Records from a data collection
==================================================
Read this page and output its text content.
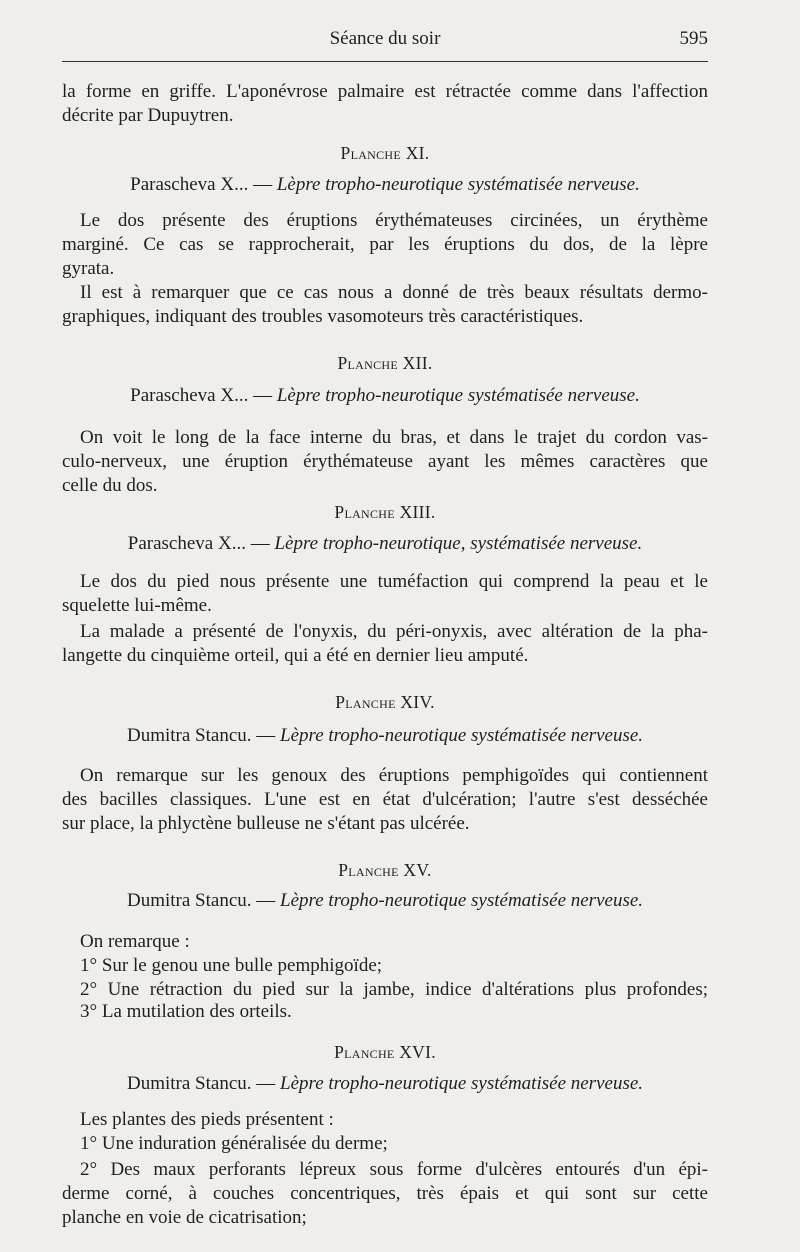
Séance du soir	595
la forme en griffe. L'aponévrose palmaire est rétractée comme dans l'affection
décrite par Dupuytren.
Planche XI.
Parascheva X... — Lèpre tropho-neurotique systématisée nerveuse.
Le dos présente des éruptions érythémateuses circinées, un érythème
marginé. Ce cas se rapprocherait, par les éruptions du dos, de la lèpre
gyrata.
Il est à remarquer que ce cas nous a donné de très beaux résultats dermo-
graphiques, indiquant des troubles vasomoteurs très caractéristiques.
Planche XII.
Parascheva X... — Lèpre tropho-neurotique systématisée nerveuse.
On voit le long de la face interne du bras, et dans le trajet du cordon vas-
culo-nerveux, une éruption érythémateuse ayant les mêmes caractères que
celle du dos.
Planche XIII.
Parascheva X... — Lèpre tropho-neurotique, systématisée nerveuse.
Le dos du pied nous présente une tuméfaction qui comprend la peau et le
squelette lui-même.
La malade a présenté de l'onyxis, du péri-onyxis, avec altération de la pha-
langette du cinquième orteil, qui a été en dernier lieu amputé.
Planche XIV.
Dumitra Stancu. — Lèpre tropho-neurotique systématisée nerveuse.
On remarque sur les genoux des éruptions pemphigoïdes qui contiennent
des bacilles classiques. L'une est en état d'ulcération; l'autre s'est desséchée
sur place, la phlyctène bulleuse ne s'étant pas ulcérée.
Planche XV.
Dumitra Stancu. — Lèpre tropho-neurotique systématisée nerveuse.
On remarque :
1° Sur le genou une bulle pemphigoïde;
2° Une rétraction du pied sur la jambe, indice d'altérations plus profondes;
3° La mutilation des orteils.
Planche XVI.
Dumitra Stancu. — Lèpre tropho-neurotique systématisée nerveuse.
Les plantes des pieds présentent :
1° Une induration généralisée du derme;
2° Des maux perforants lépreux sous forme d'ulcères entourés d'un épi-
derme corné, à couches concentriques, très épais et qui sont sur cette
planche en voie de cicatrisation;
==================================================
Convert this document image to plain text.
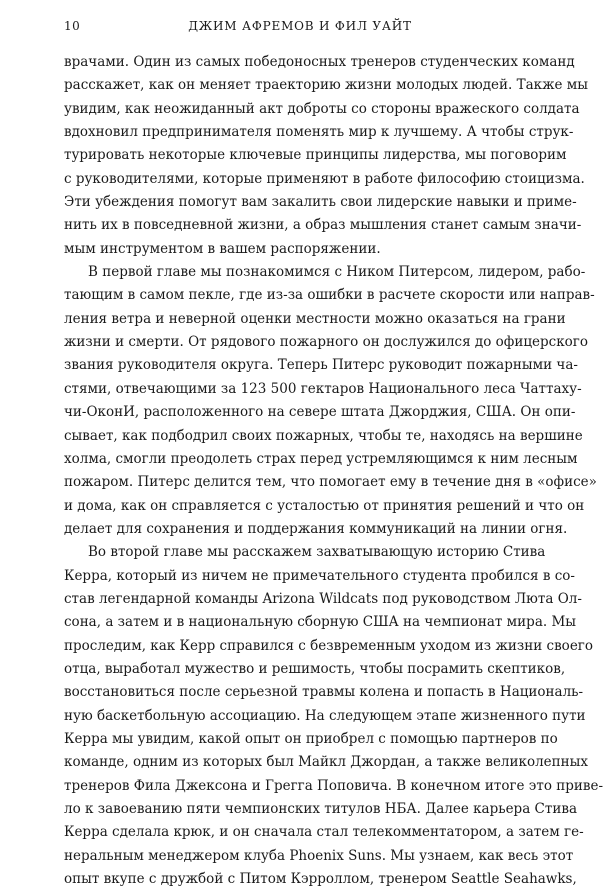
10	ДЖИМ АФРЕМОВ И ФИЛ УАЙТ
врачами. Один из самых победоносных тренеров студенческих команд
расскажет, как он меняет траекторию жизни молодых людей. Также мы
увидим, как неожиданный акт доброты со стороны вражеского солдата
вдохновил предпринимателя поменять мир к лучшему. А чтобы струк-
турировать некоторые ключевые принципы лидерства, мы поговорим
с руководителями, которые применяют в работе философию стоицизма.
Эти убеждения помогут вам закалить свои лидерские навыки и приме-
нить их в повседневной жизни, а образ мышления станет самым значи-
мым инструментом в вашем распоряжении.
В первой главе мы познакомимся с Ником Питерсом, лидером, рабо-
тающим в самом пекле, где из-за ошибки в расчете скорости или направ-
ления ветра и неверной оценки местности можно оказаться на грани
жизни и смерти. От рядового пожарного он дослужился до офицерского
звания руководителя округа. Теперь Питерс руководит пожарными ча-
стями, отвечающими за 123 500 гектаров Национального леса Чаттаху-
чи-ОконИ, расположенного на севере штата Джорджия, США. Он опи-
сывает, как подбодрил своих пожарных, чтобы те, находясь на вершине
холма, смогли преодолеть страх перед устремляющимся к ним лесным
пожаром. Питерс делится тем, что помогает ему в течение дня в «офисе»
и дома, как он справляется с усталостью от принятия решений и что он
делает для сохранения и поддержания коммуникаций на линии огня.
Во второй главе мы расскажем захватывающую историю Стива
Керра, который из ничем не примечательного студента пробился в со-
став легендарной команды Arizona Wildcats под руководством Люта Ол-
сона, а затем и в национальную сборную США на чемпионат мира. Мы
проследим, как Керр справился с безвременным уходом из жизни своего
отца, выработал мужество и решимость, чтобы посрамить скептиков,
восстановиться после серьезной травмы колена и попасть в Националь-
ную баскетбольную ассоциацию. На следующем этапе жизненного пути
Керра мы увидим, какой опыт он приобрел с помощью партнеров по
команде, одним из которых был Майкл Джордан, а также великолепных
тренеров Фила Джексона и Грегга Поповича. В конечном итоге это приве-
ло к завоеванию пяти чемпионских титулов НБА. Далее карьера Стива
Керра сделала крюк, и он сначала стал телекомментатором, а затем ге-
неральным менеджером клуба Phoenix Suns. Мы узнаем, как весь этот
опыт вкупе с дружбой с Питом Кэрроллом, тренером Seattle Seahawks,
==================================================
— Your task —
Tally up the lines in the records containing the word "Керра", then give the count and nothing else.

— Finished exercise —
3